**Task**
Below are some records; return each one exactly.

──────────────────────────────

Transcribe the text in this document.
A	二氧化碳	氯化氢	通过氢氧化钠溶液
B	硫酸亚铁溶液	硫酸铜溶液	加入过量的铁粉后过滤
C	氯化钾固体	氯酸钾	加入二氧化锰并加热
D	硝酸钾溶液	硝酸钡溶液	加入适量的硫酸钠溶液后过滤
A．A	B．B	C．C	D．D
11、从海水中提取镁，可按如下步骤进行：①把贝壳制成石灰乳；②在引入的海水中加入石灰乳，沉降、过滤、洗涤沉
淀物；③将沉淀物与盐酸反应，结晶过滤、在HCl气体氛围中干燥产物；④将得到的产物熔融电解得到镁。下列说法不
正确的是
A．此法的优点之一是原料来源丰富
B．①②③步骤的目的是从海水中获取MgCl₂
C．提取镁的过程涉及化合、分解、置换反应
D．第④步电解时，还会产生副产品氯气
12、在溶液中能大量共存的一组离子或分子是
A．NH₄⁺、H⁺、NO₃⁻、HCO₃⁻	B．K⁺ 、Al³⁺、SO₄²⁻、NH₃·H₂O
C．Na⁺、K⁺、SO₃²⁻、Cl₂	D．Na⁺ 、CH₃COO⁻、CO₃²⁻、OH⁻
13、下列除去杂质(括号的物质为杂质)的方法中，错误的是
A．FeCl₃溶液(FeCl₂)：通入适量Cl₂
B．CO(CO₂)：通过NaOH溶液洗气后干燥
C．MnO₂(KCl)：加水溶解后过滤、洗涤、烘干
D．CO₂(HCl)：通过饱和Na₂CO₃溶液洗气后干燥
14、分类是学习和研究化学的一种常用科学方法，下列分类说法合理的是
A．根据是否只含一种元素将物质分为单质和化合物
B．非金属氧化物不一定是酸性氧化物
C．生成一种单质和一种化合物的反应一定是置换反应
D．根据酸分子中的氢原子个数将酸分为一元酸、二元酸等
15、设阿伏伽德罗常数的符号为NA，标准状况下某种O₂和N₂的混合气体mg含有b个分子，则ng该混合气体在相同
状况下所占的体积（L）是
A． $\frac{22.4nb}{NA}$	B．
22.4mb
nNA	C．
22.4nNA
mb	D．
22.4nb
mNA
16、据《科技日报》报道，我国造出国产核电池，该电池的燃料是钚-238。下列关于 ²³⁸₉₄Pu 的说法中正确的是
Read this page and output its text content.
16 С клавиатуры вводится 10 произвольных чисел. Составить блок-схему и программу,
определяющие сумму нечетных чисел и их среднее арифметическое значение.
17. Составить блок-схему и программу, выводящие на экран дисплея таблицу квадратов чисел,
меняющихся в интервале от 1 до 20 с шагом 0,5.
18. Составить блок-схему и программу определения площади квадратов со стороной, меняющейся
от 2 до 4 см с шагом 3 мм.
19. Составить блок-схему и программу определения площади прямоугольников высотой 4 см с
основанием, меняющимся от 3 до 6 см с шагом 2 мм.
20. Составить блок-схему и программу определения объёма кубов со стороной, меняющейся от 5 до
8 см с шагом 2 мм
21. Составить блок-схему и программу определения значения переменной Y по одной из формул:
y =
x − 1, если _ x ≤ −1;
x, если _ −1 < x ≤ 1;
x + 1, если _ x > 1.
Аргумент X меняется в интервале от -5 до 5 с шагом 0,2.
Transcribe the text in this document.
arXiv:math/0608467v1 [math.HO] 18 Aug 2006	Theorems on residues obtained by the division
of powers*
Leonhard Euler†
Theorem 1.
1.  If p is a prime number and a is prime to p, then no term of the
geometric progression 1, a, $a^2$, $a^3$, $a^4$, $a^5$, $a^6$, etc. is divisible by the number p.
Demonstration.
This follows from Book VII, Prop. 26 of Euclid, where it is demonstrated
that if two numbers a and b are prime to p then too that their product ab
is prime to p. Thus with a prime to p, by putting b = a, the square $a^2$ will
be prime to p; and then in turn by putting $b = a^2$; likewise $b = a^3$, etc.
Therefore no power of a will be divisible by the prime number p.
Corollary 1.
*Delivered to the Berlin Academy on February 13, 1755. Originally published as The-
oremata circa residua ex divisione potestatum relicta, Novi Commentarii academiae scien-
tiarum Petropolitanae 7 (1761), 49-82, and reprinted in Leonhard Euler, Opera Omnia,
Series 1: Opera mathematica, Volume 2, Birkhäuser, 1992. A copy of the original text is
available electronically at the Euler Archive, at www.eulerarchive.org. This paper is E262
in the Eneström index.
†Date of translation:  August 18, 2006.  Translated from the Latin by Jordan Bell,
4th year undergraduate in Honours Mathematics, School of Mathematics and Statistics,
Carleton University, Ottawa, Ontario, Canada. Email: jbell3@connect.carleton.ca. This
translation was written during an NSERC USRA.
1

──────────────────────────────

**Solution**
Transcribe the text in this document.
A	二氧化碳	氯化氢	通过氢氧化钠溶液
B	硫酸亚铁溶液	硫酸铜溶液	加入过量的铁粉后过滤
C	氯化钾固体	氯酸钾	加入二氧化锰并加热
D	硝酸钾溶液	硝酸钡溶液	加入适量的硫酸钠溶液后过滤
A．A	B．B	C．C	D．D
11、从海水中提取镁，可按如下步骤进行：①把贝壳制成石灰乳；②在引入的海水中加入石灰乳，沉降、过滤、洗涤沉
淀物；③将沉淀物与盐酸反应，结晶过滤、在HCl气体氛围中干燥产物；④将得到的产物熔融电解得到镁。下列说法不
正确的是
A．此法的优点之一是原料来源丰富
B．①②③步骤的目的是从海水中获取MgCl₂
C．提取镁的过程涉及化合、分解、置换反应
D．第④步电解时，还会产生副产品氯气
12、在溶液中能大量共存的一组离子或分子是
A．NH₄⁺、H⁺、NO₃⁻、HCO₃⁻	B．K⁺ 、Al³⁺、SO₄²⁻、NH₃·H₂O
C．Na⁺、K⁺、SO₃²⁻、Cl₂	D．Na⁺ 、CH₃COO⁻、CO₃²⁻、OH⁻
13、下列除去杂质(括号的物质为杂质)的方法中，错误的是
A．FeCl₃溶液(FeCl₂)：通入适量Cl₂
B．CO(CO₂)：通过NaOH溶液洗气后干燥
C．MnO₂(KCl)：加水溶解后过滤、洗涤、烘干
D．CO₂(HCl)：通过饱和Na₂CO₃溶液洗气后干燥
14、分类是学习和研究化学的一种常用科学方法，下列分类说法合理的是
A．根据是否只含一种元素将物质分为单质和化合物
B．非金属氧化物不一定是酸性氧化物
C．生成一种单质和一种化合物的反应一定是置换反应
D．根据酸分子中的氢原子个数将酸分为一元酸、二元酸等
15、设阿伏伽德罗常数的符号为NA，标准状况下某种O₂和N₂的混合气体mg含有b个分子，则ng该混合气体在相同
状况下所占的体积（L）是
A． $\frac{22.4nb}{NA}$	B．
22.4mb
nNA	C．
22.4nNA
mb	D．
22.4nb
mNA
16、据《科技日报》报道，我国造出国产核电池，该电池的燃料是钚-238。下列关于 ²³⁸₉₄Pu 的说法中正确的是
Read this page and output its text content.
16 С клавиатуры вводится 10 произвольных чисел. Составить блок-схему и программу,
определяющие сумму нечетных чисел и их среднее арифметическое значение.
17. Составить блок-схему и программу, выводящие на экран дисплея таблицу квадратов чисел,
меняющихся в интервале от 1 до 20 с шагом 0,5.
18. Составить блок-схему и программу определения площади квадратов со стороной, меняющейся
от 2 до 4 см с шагом 3 мм.
19. Составить блок-схему и программу определения площади прямоугольников высотой 4 см с
основанием, меняющимся от 3 до 6 см с шагом 2 мм.
20. Составить блок-схему и программу определения объёма кубов со стороной, меняющейся от 5 до
8 см с шагом 2 мм
21. Составить блок-схему и программу определения значения переменной Y по одной из формул:
y =
x − 1, если _ x ≤ −1;
x, если _ −1 < x ≤ 1;
x + 1, если _ x > 1.
Аргумент X меняется в интервале от -5 до 5 с шагом 0,2.
Transcribe the text in this document.
arXiv:math/0608467v1 [math.HO] 18 Aug 2006	Theorems on residues obtained by the division
of powers*
Leonhard Euler†
Theorem 1.
1.  If p is a prime number and a is prime to p, then no term of the
geometric progression 1, a, $a^2$, $a^3$, $a^4$, $a^5$, $a^6$, etc. is divisible by the number p.
Demonstration.
This follows from Book VII, Prop. 26 of Euclid, where it is demonstrated
that if two numbers a and b are prime to p then too that their product ab
is prime to p. Thus with a prime to p, by putting b = a, the square $a^2$ will
be prime to p; and then in turn by putting $b = a^2$; likewise $b = a^3$, etc.
Therefore no power of a will be divisible by the prime number p.
Corollary 1.
*Delivered to the Berlin Academy on February 13, 1755. Originally published as The-
oremata circa residua ex divisione potestatum relicta, Novi Commentarii academiae scien-
tiarum Petropolitanae 7 (1761), 49-82, and reprinted in Leonhard Euler, Opera Omnia,
Series 1: Opera mathematica, Volume 2, Birkhäuser, 1992. A copy of the original text is
available electronically at the Euler Archive, at www.eulerarchive.org. This paper is E262
in the Eneström index.
†Date of translation:  August 18, 2006.  Translated from the Latin by Jordan Bell,
4th year undergraduate in Honours Mathematics, School of Mathematics and Statistics,
Carleton University, Ottawa, Ontario, Canada. Email: jbell3@connect.carleton.ca. This
translation was written during an NSERC USRA.
1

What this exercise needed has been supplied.